Every line below that contains "toch" is to be copied.
-=-=-=-=-
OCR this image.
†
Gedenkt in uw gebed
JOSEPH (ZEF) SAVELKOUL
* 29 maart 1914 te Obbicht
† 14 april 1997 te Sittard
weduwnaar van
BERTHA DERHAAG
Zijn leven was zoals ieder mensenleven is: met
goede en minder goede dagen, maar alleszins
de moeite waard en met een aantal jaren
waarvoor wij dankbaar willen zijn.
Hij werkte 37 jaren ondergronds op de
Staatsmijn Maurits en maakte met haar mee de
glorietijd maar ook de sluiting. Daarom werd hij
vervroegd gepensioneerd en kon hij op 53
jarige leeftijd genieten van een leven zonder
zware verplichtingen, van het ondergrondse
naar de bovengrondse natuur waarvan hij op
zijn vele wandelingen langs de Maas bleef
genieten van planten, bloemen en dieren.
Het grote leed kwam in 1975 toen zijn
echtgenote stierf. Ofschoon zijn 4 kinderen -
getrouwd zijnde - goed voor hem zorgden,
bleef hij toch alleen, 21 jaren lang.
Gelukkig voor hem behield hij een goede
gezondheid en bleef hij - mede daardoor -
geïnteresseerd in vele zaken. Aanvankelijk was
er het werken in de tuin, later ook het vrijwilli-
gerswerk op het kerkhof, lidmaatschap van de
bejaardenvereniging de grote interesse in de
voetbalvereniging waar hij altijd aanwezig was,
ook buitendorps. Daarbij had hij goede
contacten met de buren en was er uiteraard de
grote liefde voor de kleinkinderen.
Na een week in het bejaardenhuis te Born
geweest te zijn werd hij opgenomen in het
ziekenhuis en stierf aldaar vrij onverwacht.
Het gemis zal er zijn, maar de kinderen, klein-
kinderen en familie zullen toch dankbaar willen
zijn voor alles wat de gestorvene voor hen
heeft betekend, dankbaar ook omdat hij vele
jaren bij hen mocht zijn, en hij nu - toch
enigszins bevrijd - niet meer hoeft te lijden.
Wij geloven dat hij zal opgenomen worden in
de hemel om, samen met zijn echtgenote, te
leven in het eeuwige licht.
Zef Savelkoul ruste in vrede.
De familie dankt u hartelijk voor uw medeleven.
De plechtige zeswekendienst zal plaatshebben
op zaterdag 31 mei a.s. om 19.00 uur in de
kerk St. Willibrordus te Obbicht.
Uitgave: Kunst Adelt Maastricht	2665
-=-=-=-=-
:: SOLUTION TO THE PROBLEM ::
bleef hij toch alleen, 21 jaren lang.
kinderen en familie zullen toch dankbaar willen
jaren bij hen mocht zijn, en hij nu - toch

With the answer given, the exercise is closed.